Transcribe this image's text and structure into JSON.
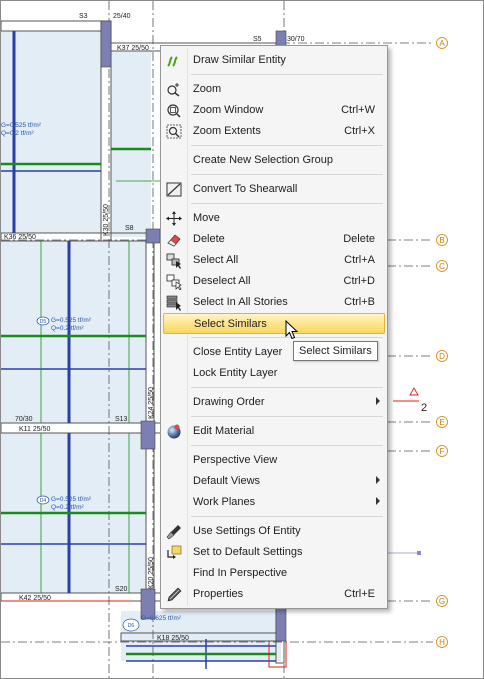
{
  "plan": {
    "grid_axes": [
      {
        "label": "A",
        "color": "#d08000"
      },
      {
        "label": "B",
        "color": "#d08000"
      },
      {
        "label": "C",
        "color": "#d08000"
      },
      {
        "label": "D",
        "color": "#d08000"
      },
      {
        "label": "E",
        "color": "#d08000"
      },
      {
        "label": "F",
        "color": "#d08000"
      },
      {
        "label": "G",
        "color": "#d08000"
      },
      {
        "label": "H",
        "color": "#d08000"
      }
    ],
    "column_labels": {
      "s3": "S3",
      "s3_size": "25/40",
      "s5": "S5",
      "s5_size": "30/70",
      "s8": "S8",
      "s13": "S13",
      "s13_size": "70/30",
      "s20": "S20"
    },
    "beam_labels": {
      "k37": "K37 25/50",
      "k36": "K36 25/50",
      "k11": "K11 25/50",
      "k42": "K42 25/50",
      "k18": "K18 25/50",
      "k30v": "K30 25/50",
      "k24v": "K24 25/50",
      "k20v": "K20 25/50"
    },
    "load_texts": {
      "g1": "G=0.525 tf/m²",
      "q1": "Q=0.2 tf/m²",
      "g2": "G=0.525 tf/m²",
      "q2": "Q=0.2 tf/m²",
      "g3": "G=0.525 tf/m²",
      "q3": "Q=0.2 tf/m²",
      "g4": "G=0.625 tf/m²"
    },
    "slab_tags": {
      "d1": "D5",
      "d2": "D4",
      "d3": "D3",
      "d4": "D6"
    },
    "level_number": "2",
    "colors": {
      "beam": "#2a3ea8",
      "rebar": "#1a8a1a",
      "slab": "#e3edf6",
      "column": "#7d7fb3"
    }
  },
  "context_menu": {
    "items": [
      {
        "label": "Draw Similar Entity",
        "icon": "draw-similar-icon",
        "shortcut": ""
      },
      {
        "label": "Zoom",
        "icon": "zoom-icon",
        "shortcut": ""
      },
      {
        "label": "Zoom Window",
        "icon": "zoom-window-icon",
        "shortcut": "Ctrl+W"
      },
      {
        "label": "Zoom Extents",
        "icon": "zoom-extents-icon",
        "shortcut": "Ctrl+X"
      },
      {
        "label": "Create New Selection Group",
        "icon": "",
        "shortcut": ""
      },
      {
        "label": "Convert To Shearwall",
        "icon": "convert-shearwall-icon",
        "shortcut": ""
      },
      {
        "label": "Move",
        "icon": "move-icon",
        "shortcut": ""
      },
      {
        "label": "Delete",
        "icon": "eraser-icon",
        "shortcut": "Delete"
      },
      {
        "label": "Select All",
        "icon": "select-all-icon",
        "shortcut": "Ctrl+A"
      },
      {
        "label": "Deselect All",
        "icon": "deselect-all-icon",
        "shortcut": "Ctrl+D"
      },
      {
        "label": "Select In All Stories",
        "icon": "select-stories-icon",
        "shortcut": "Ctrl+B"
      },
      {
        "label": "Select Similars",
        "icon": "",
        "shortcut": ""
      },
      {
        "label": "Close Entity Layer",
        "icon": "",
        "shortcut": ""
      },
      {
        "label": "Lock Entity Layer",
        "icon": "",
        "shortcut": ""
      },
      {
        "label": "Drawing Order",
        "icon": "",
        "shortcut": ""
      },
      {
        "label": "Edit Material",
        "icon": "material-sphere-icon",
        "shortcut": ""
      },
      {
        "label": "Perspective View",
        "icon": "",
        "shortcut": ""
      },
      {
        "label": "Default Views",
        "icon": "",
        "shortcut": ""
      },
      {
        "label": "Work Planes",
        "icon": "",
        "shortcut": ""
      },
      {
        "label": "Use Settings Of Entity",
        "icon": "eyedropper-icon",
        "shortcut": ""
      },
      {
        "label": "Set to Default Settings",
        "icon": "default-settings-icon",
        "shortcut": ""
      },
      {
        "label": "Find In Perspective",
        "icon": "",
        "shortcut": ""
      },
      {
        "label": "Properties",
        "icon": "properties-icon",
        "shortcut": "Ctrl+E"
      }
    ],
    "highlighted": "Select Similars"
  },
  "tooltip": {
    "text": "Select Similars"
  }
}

Directions for this task
Omit every image. Quote each record exactly.

Problem solution
Transcribe this image's text and structure into JSON.
{
  "plan": {
    "grid_axes": [
      {
        "label": "A",
        "color": "#d08000"
      },
      {
        "label": "B",
        "color": "#d08000"
      },
      {
        "label": "C",
        "color": "#d08000"
      },
      {
        "label": "D",
        "color": "#d08000"
      },
      {
        "label": "E",
        "color": "#d08000"
      },
      {
        "label": "F",
        "color": "#d08000"
      },
      {
        "label": "G",
        "color": "#d08000"
      },
      {
        "label": "H",
        "color": "#d08000"
      }
    ],
    "column_labels": {
      "s3": "S3",
      "s3_size": "25/40",
      "s5": "S5",
      "s5_size": "30/70",
      "s8": "S8",
      "s13": "S13",
      "s13_size": "70/30",
      "s20": "S20"
    },
    "beam_labels": {
      "k37": "K37 25/50",
      "k36": "K36 25/50",
      "k11": "K11 25/50",
      "k42": "K42 25/50",
      "k18": "K18 25/50",
      "k30v": "K30 25/50",
      "k24v": "K24 25/50",
      "k20v": "K20 25/50"
    },
    "load_texts": {
      "g1": "G=0.525 tf/m²",
      "q1": "Q=0.2 tf/m²",
      "g2": "G=0.525 tf/m²",
      "q2": "Q=0.2 tf/m²",
      "g3": "G=0.525 tf/m²",
      "q3": "Q=0.2 tf/m²",
      "g4": "G=0.625 tf/m²"
    },
    "slab_tags": {
      "d1": "D5",
      "d2": "D4",
      "d3": "D3",
      "d4": "D6"
    },
    "level_number": "2",
    "colors": {
      "beam": "#2a3ea8",
      "rebar": "#1a8a1a",
      "slab": "#e3edf6",
      "column": "#7d7fb3"
    }
  },
  "context_menu": {
    "items": [
      {
        "label": "Draw Similar Entity",
        "icon": "draw-similar-icon",
        "shortcut": ""
      },
      {
        "label": "Zoom",
        "icon": "zoom-icon",
        "shortcut": ""
      },
      {
        "label": "Zoom Window",
        "icon": "zoom-window-icon",
        "shortcut": "Ctrl+W"
      },
      {
        "label": "Zoom Extents",
        "icon": "zoom-extents-icon",
        "shortcut": "Ctrl+X"
      },
      {
        "label": "Create New Selection Group",
        "icon": "",
        "shortcut": ""
      },
      {
        "label": "Convert To Shearwall",
        "icon": "convert-shearwall-icon",
        "shortcut": ""
      },
      {
        "label": "Move",
        "icon": "move-icon",
        "shortcut": ""
      },
      {
        "label": "Delete",
        "icon": "eraser-icon",
        "shortcut": "Delete"
      },
      {
        "label": "Select All",
        "icon": "select-all-icon",
        "shortcut": "Ctrl+A"
      },
      {
        "label": "Deselect All",
        "icon": "deselect-all-icon",
        "shortcut": "Ctrl+D"
      },
      {
        "label": "Select In All Stories",
        "icon": "select-stories-icon",
        "shortcut": "Ctrl+B"
      },
      {
        "label": "Select Similars",
        "icon": "",
        "shortcut": ""
      },
      {
        "label": "Close Entity Layer",
        "icon": "",
        "shortcut": ""
      },
      {
        "label": "Lock Entity Layer",
        "icon": "",
        "shortcut": ""
      },
      {
        "label": "Drawing Order",
        "icon": "",
        "shortcut": ""
      },
      {
        "label": "Edit Material",
        "icon": "material-sphere-icon",
        "shortcut": ""
      },
      {
        "label": "Perspective View",
        "icon": "",
        "shortcut": ""
      },
      {
        "label": "Default Views",
        "icon": "",
        "shortcut": ""
      },
      {
        "label": "Work Planes",
        "icon": "",
        "shortcut": ""
      },
      {
        "label": "Use Settings Of Entity",
        "icon": "eyedropper-icon",
        "shortcut": ""
      },
      {
        "label": "Set to Default Settings",
        "icon": "default-settings-icon",
        "shortcut": ""
      },
      {
        "label": "Find In Perspective",
        "icon": "",
        "shortcut": ""
      },
      {
        "label": "Properties",
        "icon": "properties-icon",
        "shortcut": "Ctrl+E"
      }
    ],
    "highlighted": "Select Similars"
  },
  "tooltip": {
    "text": "Select Similars"
  }
}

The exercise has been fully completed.